**THE REQUEST:** Count the lines in the records below that contain the word "JSON", and reply with only that number.

··· INFORMATION SHOWN

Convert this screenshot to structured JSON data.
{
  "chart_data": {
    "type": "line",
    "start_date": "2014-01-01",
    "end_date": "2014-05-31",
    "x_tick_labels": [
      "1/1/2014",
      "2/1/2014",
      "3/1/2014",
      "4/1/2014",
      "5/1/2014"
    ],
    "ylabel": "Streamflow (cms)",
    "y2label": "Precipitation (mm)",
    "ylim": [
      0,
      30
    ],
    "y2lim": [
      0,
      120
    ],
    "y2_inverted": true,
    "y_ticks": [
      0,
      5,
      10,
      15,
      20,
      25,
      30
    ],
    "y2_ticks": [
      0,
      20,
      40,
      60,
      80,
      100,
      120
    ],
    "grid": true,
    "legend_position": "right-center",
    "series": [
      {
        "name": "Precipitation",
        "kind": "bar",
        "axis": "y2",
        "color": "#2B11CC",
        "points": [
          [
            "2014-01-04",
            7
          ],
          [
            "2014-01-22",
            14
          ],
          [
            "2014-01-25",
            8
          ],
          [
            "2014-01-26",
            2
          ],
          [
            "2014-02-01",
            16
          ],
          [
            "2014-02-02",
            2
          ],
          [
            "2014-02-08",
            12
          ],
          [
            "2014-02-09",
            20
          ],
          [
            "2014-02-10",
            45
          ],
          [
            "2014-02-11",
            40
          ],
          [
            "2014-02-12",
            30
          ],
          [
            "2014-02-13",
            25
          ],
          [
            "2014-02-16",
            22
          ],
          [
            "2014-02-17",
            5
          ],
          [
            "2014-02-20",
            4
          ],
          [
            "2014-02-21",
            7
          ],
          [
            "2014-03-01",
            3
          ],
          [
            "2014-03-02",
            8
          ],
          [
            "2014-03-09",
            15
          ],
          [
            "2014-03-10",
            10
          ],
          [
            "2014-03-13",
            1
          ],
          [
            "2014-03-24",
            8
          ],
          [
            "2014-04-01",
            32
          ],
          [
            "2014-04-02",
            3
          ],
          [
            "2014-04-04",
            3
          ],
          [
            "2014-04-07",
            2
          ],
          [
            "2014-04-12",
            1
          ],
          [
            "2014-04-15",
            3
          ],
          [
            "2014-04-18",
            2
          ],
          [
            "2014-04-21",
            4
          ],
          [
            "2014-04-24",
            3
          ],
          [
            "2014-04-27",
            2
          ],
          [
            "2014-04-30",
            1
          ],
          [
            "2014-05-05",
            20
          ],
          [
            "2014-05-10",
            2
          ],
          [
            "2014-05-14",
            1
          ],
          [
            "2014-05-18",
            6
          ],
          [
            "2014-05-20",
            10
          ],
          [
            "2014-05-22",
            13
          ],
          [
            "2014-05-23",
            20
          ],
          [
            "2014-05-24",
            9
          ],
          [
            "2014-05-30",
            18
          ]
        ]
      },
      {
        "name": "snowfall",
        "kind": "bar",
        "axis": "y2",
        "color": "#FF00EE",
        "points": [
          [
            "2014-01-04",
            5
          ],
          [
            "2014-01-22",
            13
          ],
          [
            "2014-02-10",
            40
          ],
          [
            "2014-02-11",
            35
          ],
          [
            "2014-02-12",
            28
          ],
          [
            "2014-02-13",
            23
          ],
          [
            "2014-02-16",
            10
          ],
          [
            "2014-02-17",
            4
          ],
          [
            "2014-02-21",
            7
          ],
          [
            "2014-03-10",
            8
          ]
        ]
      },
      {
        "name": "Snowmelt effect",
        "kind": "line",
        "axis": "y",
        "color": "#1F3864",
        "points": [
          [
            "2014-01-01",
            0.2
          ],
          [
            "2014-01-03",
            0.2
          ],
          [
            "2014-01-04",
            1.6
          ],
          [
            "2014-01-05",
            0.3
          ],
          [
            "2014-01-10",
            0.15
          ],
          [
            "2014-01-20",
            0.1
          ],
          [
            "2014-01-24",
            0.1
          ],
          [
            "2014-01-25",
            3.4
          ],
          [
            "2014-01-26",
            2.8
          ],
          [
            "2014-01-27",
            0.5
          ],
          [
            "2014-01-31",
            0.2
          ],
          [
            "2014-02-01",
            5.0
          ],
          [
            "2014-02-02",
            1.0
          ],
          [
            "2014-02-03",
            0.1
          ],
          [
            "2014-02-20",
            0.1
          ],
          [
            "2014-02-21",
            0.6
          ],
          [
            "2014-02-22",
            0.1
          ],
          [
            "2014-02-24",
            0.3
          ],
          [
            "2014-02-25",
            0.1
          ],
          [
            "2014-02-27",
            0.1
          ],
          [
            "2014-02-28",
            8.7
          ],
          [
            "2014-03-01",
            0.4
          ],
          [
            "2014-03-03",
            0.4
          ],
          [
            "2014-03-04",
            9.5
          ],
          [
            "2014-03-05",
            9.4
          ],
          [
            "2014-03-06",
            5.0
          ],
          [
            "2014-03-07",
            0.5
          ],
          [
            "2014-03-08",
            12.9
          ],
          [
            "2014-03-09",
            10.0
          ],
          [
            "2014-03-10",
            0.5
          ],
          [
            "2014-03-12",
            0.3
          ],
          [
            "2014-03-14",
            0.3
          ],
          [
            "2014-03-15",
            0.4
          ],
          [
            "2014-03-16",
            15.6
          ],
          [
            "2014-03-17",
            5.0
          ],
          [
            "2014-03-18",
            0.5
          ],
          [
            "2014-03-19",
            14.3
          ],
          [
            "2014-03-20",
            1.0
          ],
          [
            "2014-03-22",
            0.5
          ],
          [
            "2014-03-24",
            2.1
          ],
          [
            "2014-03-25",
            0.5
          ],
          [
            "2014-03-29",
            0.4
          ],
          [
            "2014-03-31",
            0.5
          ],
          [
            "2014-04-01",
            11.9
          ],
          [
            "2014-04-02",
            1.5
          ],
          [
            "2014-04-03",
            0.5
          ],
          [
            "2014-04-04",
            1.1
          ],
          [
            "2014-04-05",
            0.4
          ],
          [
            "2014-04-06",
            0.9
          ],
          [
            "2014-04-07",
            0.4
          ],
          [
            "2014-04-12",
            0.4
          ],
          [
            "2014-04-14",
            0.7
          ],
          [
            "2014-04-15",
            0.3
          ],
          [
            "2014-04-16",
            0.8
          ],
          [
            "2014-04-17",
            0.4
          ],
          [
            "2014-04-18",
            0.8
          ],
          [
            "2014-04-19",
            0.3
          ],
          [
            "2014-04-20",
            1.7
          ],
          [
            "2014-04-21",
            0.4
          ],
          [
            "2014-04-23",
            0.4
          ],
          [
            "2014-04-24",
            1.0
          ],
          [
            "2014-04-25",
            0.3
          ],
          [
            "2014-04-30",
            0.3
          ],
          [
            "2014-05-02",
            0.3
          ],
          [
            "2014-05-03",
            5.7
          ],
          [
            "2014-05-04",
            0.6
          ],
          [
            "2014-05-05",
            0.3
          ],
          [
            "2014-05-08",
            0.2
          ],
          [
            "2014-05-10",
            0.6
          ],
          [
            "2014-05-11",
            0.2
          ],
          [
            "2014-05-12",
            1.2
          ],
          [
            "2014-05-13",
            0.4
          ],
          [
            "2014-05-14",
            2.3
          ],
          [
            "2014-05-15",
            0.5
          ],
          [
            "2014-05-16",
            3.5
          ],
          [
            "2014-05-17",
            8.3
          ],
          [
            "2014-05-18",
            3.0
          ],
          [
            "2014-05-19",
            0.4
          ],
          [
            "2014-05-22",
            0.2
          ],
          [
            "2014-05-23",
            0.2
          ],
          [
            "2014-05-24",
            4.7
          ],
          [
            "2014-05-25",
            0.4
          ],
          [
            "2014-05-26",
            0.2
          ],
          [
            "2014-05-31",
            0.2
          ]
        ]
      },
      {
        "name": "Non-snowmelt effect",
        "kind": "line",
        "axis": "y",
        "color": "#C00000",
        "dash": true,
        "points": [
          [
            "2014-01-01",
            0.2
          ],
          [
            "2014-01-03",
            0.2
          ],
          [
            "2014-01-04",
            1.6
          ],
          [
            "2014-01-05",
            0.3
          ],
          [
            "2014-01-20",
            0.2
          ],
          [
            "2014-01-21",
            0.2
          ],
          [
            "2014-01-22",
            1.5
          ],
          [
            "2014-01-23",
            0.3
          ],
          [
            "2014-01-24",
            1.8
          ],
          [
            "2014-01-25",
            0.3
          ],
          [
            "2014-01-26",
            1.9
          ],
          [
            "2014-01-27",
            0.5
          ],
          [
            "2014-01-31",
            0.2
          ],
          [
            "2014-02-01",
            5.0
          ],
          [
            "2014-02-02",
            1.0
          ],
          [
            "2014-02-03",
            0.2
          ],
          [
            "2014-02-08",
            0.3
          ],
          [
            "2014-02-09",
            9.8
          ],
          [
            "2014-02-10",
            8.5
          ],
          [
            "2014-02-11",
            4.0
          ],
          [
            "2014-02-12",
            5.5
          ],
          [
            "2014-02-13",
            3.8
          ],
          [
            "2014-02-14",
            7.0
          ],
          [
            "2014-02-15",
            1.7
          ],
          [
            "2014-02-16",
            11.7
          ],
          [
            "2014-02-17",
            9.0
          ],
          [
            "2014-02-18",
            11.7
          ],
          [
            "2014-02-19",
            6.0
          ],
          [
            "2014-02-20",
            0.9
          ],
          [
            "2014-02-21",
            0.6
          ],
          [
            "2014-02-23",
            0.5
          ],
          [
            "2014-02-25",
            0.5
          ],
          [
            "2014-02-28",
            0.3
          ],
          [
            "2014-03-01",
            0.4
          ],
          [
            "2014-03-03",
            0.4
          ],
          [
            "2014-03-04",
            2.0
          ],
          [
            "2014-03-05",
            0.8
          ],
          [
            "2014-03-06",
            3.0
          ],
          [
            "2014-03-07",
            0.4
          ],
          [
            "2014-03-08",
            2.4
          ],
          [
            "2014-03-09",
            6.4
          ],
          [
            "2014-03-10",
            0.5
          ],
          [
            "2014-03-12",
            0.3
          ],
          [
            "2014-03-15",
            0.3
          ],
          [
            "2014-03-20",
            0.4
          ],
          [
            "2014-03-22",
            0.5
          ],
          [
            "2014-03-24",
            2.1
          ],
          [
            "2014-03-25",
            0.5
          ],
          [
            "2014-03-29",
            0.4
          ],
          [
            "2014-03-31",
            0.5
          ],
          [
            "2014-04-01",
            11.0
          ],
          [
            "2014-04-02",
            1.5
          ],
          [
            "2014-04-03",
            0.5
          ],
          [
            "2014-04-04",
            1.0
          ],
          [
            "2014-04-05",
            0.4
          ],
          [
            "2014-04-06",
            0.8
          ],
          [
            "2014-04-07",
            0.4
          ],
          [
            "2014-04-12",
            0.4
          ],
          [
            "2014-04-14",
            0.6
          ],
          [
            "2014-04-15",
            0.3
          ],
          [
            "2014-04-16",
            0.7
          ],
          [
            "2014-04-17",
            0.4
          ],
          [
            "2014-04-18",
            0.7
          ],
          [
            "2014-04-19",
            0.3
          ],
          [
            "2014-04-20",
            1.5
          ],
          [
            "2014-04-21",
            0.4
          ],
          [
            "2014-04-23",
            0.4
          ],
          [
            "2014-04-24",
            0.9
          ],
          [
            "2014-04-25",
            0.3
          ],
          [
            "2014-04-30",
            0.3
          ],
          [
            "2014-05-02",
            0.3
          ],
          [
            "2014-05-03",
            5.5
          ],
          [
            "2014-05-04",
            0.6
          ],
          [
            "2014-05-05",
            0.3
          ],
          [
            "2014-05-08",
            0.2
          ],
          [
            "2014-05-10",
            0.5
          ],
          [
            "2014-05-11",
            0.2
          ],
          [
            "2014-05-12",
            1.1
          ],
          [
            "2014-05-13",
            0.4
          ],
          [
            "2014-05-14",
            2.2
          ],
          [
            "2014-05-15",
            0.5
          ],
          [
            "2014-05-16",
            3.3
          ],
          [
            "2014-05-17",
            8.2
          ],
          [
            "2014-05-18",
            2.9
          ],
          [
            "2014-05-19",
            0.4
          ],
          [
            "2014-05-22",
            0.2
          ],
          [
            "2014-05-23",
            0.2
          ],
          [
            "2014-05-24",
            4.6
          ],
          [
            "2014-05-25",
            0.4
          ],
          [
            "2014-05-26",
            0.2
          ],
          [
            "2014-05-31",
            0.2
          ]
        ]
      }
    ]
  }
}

······
··· INFORMATION SHOWN

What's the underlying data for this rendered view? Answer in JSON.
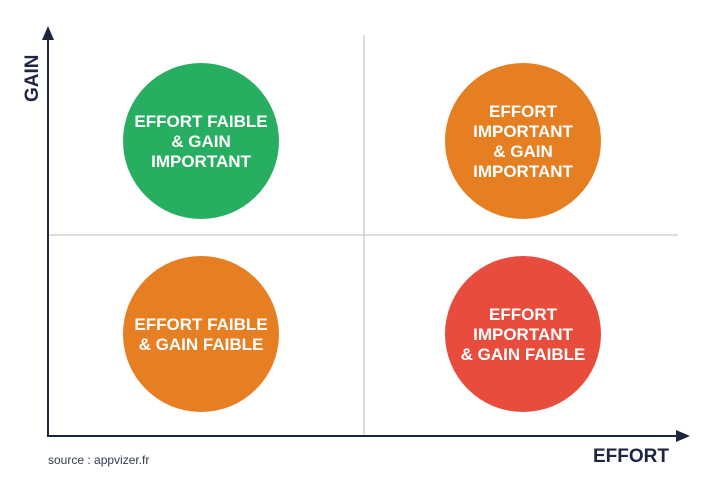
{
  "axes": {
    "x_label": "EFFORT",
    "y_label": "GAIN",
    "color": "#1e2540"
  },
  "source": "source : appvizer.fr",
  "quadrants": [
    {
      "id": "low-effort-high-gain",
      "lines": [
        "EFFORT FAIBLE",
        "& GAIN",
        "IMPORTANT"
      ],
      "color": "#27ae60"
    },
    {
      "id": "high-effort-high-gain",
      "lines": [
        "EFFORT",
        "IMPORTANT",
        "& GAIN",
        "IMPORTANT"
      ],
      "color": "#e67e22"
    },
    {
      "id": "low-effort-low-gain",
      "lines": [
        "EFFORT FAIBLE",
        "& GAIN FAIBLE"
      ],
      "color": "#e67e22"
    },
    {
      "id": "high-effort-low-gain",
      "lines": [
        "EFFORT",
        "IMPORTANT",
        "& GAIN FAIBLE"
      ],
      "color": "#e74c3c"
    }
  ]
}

······

**FULL RESPONSE:** 2